STATED TASK
Rewrite the lines of the records starting at the very first line and ending at the line that contains "- data-point[interactable]: [228, 164, 232, 169]", with both ends included, substituting "legend-item" for every "legend-label" and leaving everything else unchanged. Give back only those lines.

TASK DATA
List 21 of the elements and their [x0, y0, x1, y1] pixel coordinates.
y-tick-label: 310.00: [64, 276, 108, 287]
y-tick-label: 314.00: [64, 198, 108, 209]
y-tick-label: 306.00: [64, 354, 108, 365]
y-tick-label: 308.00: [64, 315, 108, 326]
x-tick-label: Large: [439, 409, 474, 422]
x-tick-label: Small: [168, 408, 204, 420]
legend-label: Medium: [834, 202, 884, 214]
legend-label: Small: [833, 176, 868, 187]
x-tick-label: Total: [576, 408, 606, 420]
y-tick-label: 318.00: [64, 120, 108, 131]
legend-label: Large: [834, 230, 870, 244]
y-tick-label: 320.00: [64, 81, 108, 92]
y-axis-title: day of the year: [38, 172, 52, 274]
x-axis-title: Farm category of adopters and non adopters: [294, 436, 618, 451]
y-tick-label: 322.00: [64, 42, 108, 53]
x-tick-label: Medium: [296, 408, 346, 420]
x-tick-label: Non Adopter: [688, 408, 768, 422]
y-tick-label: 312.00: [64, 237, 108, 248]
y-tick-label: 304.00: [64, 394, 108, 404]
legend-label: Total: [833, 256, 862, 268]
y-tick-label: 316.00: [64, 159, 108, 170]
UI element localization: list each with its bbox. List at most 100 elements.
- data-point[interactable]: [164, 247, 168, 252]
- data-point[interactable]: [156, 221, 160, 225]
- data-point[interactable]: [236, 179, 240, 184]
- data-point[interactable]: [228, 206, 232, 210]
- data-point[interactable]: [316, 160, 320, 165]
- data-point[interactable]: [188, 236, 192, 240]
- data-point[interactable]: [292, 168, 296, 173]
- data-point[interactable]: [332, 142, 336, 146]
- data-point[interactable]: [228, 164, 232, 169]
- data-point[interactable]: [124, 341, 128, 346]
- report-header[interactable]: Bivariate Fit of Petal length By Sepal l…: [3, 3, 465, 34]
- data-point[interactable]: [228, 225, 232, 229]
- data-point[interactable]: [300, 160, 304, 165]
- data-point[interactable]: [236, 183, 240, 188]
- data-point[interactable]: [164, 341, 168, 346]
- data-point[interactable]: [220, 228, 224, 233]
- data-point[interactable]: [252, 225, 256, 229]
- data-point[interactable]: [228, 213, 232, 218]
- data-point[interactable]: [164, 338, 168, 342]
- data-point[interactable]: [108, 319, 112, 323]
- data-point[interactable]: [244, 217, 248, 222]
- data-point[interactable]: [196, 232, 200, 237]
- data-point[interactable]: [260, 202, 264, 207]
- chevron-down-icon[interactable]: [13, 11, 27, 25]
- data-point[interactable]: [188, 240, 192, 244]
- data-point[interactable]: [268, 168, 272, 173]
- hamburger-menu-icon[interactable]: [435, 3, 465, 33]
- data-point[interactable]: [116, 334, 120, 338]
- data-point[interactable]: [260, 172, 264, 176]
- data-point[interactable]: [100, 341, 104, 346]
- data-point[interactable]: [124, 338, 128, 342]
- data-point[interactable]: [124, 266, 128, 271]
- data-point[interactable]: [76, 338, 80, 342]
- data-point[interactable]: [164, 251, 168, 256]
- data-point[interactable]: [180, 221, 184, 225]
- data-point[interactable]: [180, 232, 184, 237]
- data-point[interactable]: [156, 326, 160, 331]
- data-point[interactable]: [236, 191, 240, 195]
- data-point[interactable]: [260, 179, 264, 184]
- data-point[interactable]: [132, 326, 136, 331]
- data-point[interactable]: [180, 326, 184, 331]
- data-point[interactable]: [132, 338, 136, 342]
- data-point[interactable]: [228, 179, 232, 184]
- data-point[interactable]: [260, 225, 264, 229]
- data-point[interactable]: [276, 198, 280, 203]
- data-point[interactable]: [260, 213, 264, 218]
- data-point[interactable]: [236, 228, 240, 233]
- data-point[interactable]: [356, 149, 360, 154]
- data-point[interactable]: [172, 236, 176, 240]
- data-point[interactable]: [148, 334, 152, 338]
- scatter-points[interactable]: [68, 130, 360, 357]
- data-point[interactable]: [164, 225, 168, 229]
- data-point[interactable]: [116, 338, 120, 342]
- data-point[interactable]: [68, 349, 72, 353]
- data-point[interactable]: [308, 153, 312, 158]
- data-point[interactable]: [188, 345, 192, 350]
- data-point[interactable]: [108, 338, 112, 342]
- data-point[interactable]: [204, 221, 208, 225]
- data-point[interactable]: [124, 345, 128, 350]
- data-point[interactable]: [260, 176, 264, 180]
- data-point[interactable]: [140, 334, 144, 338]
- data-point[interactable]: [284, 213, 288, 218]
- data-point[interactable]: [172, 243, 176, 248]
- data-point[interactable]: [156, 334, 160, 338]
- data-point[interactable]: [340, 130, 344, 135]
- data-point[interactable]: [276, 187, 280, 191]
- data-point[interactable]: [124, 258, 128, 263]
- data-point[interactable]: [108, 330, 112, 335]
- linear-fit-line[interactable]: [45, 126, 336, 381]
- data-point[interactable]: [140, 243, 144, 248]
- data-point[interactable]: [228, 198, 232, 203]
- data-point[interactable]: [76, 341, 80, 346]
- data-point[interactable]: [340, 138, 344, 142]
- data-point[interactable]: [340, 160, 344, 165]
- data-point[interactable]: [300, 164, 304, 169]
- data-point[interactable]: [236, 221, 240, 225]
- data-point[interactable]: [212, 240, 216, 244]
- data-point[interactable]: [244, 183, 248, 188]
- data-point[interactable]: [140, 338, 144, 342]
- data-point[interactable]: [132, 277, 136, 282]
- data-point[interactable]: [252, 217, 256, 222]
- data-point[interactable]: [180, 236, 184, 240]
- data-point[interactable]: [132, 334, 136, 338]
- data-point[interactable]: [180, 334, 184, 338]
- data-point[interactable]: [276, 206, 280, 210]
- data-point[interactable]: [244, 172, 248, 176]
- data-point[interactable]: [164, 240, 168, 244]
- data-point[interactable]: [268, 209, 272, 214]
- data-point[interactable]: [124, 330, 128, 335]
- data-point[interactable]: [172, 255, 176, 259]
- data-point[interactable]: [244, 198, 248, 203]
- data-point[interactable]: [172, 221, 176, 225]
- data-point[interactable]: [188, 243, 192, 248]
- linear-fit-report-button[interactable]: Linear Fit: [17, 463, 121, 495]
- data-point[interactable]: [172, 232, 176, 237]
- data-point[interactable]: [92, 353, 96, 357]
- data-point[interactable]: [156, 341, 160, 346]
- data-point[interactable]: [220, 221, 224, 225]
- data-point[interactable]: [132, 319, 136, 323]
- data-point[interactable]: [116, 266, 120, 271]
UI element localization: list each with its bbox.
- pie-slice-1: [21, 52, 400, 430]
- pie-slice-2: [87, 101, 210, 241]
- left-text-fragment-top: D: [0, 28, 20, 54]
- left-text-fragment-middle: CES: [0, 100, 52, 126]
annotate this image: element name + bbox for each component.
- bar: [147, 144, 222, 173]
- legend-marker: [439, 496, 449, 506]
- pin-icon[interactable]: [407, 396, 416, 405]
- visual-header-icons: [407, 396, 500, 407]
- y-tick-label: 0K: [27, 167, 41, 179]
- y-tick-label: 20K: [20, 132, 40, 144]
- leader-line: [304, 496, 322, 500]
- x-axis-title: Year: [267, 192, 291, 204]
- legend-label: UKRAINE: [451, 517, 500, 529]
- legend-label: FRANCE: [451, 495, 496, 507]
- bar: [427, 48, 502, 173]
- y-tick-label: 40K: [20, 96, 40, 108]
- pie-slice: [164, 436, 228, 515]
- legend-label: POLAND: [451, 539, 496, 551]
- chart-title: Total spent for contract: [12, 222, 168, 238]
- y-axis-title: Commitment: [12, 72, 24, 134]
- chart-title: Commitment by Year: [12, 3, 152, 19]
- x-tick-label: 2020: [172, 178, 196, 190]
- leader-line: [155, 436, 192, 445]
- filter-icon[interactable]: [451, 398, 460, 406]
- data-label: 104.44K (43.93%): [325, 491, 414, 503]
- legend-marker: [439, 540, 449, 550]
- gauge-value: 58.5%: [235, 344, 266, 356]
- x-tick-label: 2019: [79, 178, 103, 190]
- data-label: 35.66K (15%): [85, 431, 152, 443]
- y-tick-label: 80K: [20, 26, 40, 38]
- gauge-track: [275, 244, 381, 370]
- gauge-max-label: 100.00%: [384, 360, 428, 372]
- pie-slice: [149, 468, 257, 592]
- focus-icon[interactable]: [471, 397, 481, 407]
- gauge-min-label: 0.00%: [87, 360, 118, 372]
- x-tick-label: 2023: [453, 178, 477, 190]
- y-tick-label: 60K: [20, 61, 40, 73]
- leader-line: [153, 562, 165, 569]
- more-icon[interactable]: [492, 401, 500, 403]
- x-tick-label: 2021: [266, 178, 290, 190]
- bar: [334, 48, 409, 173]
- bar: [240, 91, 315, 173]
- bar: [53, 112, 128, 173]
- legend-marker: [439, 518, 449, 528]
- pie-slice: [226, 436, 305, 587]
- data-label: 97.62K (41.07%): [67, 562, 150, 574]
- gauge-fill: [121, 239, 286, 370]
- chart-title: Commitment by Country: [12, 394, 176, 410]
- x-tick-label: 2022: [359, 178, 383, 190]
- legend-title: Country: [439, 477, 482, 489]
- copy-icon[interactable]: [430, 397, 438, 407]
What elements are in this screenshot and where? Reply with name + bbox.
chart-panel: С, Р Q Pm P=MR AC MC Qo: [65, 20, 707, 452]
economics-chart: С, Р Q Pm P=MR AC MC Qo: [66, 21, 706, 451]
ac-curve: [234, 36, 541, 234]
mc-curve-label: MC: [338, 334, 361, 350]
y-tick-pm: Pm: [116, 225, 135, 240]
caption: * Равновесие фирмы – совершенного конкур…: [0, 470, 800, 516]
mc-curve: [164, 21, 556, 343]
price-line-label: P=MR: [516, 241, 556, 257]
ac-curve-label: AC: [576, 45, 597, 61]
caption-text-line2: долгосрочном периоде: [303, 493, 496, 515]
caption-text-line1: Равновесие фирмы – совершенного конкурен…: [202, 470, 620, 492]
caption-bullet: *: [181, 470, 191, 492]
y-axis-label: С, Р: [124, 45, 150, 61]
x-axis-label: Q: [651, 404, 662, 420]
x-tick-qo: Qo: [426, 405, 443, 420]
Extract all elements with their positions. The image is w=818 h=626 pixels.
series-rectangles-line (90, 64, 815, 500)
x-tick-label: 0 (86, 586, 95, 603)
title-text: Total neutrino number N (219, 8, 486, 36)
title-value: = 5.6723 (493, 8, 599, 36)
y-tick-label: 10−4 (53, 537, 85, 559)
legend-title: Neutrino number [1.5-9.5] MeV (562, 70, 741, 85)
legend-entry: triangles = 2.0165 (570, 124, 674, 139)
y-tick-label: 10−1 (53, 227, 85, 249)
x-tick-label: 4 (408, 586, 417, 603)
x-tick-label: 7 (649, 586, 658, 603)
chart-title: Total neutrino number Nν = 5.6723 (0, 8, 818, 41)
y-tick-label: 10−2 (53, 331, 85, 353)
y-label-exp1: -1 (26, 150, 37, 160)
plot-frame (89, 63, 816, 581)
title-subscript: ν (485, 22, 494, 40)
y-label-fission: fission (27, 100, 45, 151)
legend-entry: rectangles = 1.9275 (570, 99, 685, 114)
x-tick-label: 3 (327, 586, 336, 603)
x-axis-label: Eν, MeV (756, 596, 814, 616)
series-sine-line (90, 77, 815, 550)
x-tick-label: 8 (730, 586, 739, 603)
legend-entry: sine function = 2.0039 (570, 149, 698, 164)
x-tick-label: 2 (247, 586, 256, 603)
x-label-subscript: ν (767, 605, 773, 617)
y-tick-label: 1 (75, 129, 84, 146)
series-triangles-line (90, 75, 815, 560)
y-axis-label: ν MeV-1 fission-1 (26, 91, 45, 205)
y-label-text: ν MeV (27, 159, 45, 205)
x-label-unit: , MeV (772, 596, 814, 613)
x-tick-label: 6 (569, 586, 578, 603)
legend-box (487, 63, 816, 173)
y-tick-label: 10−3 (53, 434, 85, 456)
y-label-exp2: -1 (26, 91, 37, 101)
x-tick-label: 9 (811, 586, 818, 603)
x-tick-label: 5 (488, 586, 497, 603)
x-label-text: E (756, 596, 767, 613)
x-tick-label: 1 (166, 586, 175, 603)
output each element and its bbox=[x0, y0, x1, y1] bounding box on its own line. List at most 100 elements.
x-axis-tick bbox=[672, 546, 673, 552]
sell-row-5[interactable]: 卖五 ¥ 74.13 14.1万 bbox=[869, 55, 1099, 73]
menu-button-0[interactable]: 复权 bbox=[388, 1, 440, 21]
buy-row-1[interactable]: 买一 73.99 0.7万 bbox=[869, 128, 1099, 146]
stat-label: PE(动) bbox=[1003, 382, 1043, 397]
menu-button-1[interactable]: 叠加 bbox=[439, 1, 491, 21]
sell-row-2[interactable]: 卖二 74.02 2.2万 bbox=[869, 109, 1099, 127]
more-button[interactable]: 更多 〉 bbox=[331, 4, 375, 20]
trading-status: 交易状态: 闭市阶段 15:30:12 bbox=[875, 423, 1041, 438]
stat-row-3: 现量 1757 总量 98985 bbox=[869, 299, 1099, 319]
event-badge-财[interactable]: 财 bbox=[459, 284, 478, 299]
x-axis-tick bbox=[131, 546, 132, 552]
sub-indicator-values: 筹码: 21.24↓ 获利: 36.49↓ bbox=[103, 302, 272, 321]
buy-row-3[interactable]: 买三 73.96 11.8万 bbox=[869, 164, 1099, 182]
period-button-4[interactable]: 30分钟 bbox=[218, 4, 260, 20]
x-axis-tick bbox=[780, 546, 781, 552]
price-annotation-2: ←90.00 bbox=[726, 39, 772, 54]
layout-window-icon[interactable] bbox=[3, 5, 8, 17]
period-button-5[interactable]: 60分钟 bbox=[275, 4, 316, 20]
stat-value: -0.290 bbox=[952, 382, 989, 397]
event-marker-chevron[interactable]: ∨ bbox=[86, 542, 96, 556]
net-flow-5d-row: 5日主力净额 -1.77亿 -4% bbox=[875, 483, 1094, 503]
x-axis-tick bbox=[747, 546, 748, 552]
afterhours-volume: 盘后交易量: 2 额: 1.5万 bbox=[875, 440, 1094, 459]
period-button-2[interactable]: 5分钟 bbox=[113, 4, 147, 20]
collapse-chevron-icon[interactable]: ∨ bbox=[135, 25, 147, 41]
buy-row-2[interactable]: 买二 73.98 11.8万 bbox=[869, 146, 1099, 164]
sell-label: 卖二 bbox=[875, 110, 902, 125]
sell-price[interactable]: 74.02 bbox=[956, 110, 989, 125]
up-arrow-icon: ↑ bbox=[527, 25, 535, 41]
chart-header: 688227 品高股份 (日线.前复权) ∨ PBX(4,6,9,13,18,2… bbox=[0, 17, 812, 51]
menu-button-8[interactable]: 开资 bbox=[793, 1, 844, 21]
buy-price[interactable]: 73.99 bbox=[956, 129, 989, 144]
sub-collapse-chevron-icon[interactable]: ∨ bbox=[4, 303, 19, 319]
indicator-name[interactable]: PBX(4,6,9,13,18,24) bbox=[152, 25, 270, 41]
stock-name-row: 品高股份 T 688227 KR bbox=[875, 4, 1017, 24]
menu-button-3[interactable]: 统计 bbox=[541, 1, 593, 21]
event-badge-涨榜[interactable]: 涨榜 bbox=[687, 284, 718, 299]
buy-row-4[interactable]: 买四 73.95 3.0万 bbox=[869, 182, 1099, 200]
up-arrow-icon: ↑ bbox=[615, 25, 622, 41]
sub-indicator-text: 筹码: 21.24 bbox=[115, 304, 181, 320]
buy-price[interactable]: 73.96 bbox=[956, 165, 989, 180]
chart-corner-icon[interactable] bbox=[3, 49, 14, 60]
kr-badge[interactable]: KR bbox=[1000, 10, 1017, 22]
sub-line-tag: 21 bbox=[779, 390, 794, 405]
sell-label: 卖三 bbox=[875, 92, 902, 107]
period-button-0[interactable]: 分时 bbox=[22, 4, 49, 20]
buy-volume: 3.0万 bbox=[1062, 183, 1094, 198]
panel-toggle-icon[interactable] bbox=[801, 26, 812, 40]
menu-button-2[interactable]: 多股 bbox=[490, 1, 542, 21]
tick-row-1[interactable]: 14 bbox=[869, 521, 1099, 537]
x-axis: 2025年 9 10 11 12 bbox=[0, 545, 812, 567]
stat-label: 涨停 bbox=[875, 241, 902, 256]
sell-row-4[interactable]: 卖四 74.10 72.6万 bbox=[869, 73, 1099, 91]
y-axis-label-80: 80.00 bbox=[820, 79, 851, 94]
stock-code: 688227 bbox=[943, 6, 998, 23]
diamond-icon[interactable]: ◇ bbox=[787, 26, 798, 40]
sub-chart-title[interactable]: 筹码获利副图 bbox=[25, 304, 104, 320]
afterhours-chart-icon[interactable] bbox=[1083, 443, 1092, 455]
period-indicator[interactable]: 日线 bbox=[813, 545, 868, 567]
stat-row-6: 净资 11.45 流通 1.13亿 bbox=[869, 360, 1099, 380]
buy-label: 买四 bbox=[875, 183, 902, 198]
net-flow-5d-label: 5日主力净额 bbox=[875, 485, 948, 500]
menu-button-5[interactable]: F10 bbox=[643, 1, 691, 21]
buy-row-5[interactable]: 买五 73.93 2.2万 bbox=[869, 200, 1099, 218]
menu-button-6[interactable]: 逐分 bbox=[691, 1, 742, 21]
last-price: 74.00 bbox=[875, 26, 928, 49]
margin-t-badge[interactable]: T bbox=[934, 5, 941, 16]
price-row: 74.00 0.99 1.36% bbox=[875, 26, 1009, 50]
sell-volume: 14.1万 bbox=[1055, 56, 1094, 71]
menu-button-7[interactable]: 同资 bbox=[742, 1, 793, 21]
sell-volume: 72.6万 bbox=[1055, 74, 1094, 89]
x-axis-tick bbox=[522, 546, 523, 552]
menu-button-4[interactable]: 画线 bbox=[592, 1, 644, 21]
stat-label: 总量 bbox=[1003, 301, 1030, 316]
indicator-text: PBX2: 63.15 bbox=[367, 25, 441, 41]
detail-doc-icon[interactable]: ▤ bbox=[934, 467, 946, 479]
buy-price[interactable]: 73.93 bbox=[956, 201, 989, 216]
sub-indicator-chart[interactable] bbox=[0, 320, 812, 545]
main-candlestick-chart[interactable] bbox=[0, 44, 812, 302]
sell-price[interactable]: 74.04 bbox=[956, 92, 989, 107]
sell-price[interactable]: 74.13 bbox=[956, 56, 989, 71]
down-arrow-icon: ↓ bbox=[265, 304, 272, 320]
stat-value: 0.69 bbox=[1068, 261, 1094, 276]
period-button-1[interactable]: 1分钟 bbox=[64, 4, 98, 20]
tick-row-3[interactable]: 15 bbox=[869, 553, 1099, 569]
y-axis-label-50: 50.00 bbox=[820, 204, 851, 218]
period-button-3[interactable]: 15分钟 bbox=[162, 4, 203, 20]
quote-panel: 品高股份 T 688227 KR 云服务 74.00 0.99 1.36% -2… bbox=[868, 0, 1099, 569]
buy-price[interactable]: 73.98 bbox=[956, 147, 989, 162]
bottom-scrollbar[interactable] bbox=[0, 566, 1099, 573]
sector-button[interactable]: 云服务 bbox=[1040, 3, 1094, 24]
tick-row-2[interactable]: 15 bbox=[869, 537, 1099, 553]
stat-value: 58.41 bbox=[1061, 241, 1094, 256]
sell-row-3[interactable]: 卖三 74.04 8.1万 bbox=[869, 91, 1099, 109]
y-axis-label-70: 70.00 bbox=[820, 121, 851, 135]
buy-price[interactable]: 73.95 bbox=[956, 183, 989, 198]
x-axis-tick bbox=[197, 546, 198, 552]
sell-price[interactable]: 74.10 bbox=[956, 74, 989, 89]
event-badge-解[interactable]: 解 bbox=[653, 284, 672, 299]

RESULT
List 21 of the elements and their [x0, y0, x1, y1] pixel coordinates.
y-tick-label: 310.00: [64, 276, 108, 287]
y-tick-label: 314.00: [64, 198, 108, 209]
y-tick-label: 306.00: [64, 354, 108, 365]
y-tick-label: 308.00: [64, 315, 108, 326]
x-tick-label: Large: [439, 409, 474, 422]
x-tick-label: Small: [168, 408, 204, 420]
legend-item: Medium: [834, 202, 884, 214]
legend-item: Small: [833, 176, 868, 187]
x-tick-label: Total: [576, 408, 606, 420]
y-tick-label: 318.00: [64, 120, 108, 131]
legend-item: Large: [834, 230, 870, 244]
y-tick-label: 320.00: [64, 81, 108, 92]
y-axis-title: day of the year: [38, 172, 52, 274]
x-axis-title: Farm category of adopters and non adopters: [294, 436, 618, 451]
y-tick-label: 322.00: [64, 42, 108, 53]
x-tick-label: Medium: [296, 408, 346, 420]
x-tick-label: Non Adopter: [688, 408, 768, 422]
y-tick-label: 312.00: [64, 237, 108, 248]
y-tick-label: 304.00: [64, 394, 108, 404]
legend-item: Total: [833, 256, 862, 268]
y-tick-label: 316.00: [64, 159, 108, 170]
UI element localization: list each with its bbox. List at most 100 elements.
- data-point[interactable]: [164, 247, 168, 252]
- data-point[interactable]: [156, 221, 160, 225]
- data-point[interactable]: [236, 179, 240, 184]
- data-point[interactable]: [228, 206, 232, 210]
- data-point[interactable]: [316, 160, 320, 165]
- data-point[interactable]: [188, 236, 192, 240]
- data-point[interactable]: [292, 168, 296, 173]
- data-point[interactable]: [332, 142, 336, 146]
- data-point[interactable]: [228, 164, 232, 169]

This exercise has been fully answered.